- **BRIEF**
Copy out each line that includes the word "content".

Data listing

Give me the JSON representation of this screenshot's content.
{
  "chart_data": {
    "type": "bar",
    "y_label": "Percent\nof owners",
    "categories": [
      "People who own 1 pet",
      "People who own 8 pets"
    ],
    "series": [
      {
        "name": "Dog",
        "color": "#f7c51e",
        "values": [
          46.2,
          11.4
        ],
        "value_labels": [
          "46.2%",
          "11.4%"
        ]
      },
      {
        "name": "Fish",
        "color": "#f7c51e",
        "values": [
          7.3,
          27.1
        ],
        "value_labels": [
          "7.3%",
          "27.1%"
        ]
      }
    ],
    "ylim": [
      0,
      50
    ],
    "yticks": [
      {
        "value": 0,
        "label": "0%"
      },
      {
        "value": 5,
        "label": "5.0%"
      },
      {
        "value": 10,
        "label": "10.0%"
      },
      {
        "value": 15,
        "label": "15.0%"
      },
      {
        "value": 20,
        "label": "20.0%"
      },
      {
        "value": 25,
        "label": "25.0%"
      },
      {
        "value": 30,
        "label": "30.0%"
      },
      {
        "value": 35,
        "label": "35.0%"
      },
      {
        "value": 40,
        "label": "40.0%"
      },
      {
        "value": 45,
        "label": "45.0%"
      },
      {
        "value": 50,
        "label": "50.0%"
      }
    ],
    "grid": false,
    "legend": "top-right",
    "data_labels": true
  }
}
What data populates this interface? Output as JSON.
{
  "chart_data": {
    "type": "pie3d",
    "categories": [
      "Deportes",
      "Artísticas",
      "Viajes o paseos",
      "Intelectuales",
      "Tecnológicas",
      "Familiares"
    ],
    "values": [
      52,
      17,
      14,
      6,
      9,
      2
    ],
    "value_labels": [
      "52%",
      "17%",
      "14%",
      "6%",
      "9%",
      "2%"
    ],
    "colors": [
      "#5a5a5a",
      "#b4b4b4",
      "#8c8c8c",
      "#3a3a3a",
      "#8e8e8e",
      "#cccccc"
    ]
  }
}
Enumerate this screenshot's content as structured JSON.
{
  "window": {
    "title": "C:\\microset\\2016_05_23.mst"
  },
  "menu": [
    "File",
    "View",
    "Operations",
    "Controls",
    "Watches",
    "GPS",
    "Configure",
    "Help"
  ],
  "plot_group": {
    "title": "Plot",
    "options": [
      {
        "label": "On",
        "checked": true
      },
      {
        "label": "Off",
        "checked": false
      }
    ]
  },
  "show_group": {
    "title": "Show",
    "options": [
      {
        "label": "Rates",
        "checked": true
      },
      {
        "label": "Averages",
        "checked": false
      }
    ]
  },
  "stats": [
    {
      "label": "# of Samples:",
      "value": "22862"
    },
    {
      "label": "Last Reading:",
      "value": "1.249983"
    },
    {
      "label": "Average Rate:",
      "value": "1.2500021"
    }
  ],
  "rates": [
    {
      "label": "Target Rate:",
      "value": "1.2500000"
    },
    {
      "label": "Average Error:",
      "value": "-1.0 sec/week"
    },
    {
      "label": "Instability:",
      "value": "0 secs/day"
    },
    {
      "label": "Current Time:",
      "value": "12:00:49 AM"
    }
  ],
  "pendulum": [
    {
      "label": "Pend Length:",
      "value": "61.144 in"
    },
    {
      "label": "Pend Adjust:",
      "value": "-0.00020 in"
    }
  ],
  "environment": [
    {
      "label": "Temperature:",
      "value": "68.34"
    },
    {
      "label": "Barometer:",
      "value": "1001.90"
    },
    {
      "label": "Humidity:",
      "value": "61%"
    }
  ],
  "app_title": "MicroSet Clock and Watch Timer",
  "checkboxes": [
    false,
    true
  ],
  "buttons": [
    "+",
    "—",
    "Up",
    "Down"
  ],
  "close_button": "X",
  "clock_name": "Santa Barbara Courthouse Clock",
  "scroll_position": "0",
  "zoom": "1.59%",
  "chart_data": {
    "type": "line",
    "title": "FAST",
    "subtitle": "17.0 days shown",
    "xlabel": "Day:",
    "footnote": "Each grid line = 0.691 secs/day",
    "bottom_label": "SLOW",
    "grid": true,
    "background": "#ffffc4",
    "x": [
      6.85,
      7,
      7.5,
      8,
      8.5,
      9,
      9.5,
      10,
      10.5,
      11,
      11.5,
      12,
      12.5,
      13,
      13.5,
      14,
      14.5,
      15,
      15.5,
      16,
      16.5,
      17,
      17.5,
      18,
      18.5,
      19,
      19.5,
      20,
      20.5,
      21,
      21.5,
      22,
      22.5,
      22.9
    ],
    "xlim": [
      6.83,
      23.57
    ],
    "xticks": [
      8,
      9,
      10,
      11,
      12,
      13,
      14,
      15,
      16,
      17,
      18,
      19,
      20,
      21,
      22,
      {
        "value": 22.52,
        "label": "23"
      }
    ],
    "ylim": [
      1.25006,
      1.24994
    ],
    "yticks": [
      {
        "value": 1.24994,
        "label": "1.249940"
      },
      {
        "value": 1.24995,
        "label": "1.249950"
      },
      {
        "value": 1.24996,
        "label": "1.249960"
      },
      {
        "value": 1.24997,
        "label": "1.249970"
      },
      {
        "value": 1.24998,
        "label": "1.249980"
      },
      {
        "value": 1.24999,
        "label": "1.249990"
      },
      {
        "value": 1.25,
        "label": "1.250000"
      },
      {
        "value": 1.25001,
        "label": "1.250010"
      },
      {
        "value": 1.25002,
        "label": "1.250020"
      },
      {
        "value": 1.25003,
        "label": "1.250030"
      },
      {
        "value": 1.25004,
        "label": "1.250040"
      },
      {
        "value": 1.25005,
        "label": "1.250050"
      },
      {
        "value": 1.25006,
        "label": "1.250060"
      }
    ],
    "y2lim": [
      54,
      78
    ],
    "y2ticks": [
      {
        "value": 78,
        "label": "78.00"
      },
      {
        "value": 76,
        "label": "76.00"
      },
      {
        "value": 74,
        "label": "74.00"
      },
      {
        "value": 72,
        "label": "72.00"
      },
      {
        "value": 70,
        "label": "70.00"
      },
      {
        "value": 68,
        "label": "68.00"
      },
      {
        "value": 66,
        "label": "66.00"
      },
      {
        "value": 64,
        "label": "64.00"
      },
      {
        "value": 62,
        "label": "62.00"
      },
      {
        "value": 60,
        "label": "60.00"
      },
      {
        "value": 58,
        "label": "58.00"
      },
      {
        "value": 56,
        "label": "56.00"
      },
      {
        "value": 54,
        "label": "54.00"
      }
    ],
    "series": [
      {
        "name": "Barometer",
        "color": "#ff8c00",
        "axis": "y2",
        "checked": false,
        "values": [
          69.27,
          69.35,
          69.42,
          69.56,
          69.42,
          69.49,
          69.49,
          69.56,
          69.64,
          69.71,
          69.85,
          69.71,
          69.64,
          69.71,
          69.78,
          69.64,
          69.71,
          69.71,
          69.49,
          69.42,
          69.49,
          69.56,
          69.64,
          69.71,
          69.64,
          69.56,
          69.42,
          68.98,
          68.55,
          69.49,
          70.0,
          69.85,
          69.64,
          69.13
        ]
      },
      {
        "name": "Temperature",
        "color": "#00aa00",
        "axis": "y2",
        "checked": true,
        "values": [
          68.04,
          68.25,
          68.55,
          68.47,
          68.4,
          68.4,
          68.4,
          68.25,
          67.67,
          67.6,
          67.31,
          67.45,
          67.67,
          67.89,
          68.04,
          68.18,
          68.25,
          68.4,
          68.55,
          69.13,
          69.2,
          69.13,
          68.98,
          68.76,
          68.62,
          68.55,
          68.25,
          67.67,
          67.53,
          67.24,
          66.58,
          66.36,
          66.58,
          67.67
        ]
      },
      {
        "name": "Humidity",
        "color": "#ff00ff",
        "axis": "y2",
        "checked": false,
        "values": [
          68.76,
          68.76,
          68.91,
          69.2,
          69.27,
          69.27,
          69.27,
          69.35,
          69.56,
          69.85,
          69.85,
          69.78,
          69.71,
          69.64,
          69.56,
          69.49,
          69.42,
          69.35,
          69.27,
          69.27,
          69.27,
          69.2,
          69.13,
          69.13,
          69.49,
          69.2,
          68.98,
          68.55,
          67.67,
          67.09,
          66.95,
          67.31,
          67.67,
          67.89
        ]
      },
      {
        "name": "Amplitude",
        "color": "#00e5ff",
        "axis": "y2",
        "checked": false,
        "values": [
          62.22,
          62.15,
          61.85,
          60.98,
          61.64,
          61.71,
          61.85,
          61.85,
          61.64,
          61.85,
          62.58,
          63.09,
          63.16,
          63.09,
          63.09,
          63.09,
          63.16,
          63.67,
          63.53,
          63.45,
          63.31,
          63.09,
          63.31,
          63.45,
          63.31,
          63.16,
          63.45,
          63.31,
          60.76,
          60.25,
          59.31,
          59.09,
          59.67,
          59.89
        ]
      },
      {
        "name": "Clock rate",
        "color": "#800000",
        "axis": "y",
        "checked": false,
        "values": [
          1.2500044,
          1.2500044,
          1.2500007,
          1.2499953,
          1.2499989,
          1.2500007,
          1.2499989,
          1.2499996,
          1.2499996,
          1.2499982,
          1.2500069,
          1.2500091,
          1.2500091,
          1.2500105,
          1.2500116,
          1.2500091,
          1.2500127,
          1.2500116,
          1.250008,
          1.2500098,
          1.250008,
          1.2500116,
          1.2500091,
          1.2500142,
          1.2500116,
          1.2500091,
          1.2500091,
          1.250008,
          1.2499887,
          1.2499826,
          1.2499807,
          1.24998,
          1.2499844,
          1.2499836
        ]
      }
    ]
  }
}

- **ANSWER IN FULL**
Give me the JSON representation of this screenshot's content.
Enumerate this screenshot's content as structured JSON.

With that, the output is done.